DIRECTIONS: Your task is to give the data again, exactly, with every line intact.

Entries taken from a collection:
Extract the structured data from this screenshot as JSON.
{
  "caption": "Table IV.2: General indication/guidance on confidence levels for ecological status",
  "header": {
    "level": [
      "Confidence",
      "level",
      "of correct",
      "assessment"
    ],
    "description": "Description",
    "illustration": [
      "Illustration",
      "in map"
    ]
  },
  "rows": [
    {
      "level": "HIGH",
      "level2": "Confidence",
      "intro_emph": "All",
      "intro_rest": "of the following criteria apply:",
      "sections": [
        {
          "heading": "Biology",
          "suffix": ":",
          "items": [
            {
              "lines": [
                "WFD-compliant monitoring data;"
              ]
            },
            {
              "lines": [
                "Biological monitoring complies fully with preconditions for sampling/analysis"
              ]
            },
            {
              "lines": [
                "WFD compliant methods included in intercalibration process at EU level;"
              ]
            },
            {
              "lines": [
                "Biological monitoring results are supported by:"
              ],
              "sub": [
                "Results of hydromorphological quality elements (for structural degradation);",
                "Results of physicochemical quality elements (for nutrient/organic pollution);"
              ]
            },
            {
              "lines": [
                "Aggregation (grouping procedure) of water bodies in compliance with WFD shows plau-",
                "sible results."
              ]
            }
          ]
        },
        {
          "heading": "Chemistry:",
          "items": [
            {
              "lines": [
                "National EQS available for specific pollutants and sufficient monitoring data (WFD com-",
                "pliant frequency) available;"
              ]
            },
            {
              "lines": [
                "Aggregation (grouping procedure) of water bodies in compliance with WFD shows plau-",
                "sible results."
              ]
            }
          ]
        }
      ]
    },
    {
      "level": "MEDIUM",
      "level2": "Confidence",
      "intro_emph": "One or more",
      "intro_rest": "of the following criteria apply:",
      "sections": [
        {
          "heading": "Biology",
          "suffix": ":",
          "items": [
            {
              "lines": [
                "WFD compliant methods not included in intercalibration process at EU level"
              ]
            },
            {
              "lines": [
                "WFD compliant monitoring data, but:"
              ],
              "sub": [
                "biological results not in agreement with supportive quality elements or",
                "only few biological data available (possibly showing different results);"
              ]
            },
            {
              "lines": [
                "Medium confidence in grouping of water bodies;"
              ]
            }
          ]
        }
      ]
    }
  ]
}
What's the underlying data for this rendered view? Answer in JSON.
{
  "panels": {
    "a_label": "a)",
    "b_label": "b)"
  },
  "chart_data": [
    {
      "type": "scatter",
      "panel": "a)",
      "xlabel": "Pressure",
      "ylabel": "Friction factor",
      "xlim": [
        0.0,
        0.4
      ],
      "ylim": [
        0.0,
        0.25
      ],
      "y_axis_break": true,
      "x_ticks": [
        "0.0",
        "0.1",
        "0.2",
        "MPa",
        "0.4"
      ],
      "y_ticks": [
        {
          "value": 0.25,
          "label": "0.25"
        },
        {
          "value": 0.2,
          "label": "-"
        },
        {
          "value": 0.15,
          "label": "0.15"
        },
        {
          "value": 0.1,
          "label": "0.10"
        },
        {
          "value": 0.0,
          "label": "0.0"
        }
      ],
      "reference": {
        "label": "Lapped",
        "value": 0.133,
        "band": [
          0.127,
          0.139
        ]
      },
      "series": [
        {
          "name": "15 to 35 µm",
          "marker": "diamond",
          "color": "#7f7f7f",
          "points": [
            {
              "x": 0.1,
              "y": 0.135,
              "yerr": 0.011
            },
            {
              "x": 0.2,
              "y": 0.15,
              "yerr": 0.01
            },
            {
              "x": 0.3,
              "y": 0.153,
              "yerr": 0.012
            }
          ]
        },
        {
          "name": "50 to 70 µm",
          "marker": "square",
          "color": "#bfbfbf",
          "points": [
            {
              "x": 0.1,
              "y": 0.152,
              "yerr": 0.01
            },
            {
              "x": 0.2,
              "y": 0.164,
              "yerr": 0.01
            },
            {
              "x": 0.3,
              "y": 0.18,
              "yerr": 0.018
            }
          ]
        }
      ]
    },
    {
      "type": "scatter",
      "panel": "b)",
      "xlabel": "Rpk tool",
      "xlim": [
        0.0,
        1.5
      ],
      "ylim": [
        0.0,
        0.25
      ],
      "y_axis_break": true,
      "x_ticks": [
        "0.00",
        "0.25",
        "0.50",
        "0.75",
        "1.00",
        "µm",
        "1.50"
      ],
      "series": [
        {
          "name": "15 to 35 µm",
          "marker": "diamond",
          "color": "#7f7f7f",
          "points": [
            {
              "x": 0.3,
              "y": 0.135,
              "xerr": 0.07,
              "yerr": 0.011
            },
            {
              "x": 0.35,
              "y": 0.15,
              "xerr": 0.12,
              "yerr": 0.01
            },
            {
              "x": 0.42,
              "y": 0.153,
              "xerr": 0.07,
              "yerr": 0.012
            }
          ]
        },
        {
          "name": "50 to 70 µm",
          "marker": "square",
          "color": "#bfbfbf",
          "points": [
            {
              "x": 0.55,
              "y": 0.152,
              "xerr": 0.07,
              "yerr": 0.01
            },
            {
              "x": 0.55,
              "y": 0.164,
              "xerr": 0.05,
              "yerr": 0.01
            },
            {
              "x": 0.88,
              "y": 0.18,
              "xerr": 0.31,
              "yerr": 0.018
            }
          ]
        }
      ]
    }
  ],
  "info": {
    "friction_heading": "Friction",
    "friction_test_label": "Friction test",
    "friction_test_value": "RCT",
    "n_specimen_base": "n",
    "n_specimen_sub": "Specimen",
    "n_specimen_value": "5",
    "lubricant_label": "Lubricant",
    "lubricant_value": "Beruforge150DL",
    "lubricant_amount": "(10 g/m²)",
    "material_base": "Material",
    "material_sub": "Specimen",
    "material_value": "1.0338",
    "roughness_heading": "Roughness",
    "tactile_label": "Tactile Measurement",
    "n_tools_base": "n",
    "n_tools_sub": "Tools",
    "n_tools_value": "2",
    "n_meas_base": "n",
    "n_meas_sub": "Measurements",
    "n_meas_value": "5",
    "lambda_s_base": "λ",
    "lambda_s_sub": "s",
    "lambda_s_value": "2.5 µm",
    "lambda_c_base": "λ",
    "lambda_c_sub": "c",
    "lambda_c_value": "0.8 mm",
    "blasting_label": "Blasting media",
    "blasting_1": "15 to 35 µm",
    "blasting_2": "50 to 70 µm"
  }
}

OUTPUT BELOW:
Extract the structured data from this screenshot as JSON.
{
  "caption": "Table IV.2: General indication/guidance on confidence levels for ecological status",
  "header": {
    "level": [
      "Confidence",
      "level",
      "of correct",
      "assessment"
    ],
    "description": "Description",
    "illustration": [
      "Illustration",
      "in map"
    ]
  },
  "rows": [
    {
      "level": "HIGH",
      "level2": "Confidence",
      "intro_emph": "All",
      "intro_rest": "of the following criteria apply:",
      "sections": [
        {
          "heading": "Biology",
          "suffix": ":",
          "items": [
            {
              "lines": [
                "WFD-compliant monitoring data;"
              ]
            },
            {
              "lines": [
                "Biological monitoring complies fully with preconditions for sampling/analysis"
              ]
            },
            {
              "lines": [
                "WFD compliant methods included in intercalibration process at EU level;"
              ]
            },
            {
              "lines": [
                "Biological monitoring results are supported by:"
              ],
              "sub": [
                "Results of hydromorphological quality elements (for structural degradation);",
                "Results of physicochemical quality elements (for nutrient/organic pollution);"
              ]
            },
            {
              "lines": [
                "Aggregation (grouping procedure) of water bodies in compliance with WFD shows plau-",
                "sible results."
              ]
            }
          ]
        },
        {
          "heading": "Chemistry:",
          "items": [
            {
              "lines": [
                "National EQS available for specific pollutants and sufficient monitoring data (WFD com-",
                "pliant frequency) available;"
              ]
            },
            {
              "lines": [
                "Aggregation (grouping procedure) of water bodies in compliance with WFD shows plau-",
                "sible results."
              ]
            }
          ]
        }
      ]
    },
    {
      "level": "MEDIUM",
      "level2": "Confidence",
      "intro_emph": "One or more",
      "intro_rest": "of the following criteria apply:",
      "sections": [
        {
          "heading": "Biology",
          "suffix": ":",
          "items": [
            {
              "lines": [
                "WFD compliant methods not included in intercalibration process at EU level"
              ]
            },
            {
              "lines": [
                "WFD compliant monitoring data, but:"
              ],
              "sub": [
                "biological results not in agreement with supportive quality elements or",
                "only few biological data available (possibly showing different results);"
              ]
            },
            {
              "lines": [
                "Medium confidence in grouping of water bodies;"
              ]
            }
          ]
        }
      ]
    }
  ]
}
What's the underlying data for this rendered view? Answer in JSON.
{
  "panels": {
    "a_label": "a)",
    "b_label": "b)"
  },
  "chart_data": [
    {
      "type": "scatter",
      "panel": "a)",
      "xlabel": "Pressure",
      "ylabel": "Friction factor",
      "xlim": [
        0.0,
        0.4
      ],
      "ylim": [
        0.0,
        0.25
      ],
      "y_axis_break": true,
      "x_ticks": [
        "0.0",
        "0.1",
        "0.2",
        "MPa",
        "0.4"
      ],
      "y_ticks": [
        {
          "value": 0.25,
          "label": "0.25"
        },
        {
          "value": 0.2,
          "label": "-"
        },
        {
          "value": 0.15,
          "label": "0.15"
        },
        {
          "value": 0.1,
          "label": "0.10"
        },
        {
          "value": 0.0,
          "label": "0.0"
        }
      ],
      "reference": {
        "label": "Lapped",
        "value": 0.133,
        "band": [
          0.127,
          0.139
        ]
      },
      "series": [
        {
          "name": "15 to 35 µm",
          "marker": "diamond",
          "color": "#7f7f7f",
          "points": [
            {
              "x": 0.1,
              "y": 0.135,
              "yerr": 0.011
            },
            {
              "x": 0.2,
              "y": 0.15,
              "yerr": 0.01
            },
            {
              "x": 0.3,
              "y": 0.153,
              "yerr": 0.012
            }
          ]
        },
        {
          "name": "50 to 70 µm",
          "marker": "square",
          "color": "#bfbfbf",
          "points": [
            {
              "x": 0.1,
              "y": 0.152,
              "yerr": 0.01
            },
            {
              "x": 0.2,
              "y": 0.164,
              "yerr": 0.01
            },
            {
              "x": 0.3,
              "y": 0.18,
              "yerr": 0.018
            }
          ]
        }
      ]
    },
    {
      "type": "scatter",
      "panel": "b)",
      "xlabel": "Rpk tool",
      "xlim": [
        0.0,
        1.5
      ],
      "ylim": [
        0.0,
        0.25
      ],
      "y_axis_break": true,
      "x_ticks": [
        "0.00",
        "0.25",
        "0.50",
        "0.75",
        "1.00",
        "µm",
        "1.50"
      ],
      "series": [
        {
          "name": "15 to 35 µm",
          "marker": "diamond",
          "color": "#7f7f7f",
          "points": [
            {
              "x": 0.3,
              "y": 0.135,
              "xerr": 0.07,
              "yerr": 0.011
            },
            {
              "x": 0.35,
              "y": 0.15,
              "xerr": 0.12,
              "yerr": 0.01
            },
            {
              "x": 0.42,
              "y": 0.153,
              "xerr": 0.07,
              "yerr": 0.012
            }
          ]
        },
        {
          "name": "50 to 70 µm",
          "marker": "square",
          "color": "#bfbfbf",
          "points": [
            {
              "x": 0.55,
              "y": 0.152,
              "xerr": 0.07,
              "yerr": 0.01
            },
            {
              "x": 0.55,
              "y": 0.164,
              "xerr": 0.05,
              "yerr": 0.01
            },
            {
              "x": 0.88,
              "y": 0.18,
              "xerr": 0.31,
              "yerr": 0.018
            }
          ]
        }
      ]
    }
  ],
  "info": {
    "friction_heading": "Friction",
    "friction_test_label": "Friction test",
    "friction_test_value": "RCT",
    "n_specimen_base": "n",
    "n_specimen_sub": "Specimen",
    "n_specimen_value": "5",
    "lubricant_label": "Lubricant",
    "lubricant_value": "Beruforge150DL",
    "lubricant_amount": "(10 g/m²)",
    "material_base": "Material",
    "material_sub": "Specimen",
    "material_value": "1.0338",
    "roughness_heading": "Roughness",
    "tactile_label": "Tactile Measurement",
    "n_tools_base": "n",
    "n_tools_sub": "Tools",
    "n_tools_value": "2",
    "n_meas_base": "n",
    "n_meas_sub": "Measurements",
    "n_meas_value": "5",
    "lambda_s_base": "λ",
    "lambda_s_sub": "s",
    "lambda_s_value": "2.5 µm",
    "lambda_c_base": "λ",
    "lambda_c_sub": "c",
    "lambda_c_value": "0.8 mm",
    "blasting_label": "Blasting media",
    "blasting_1": "15 to 35 µm",
    "blasting_2": "50 to 70 µm"
  }
}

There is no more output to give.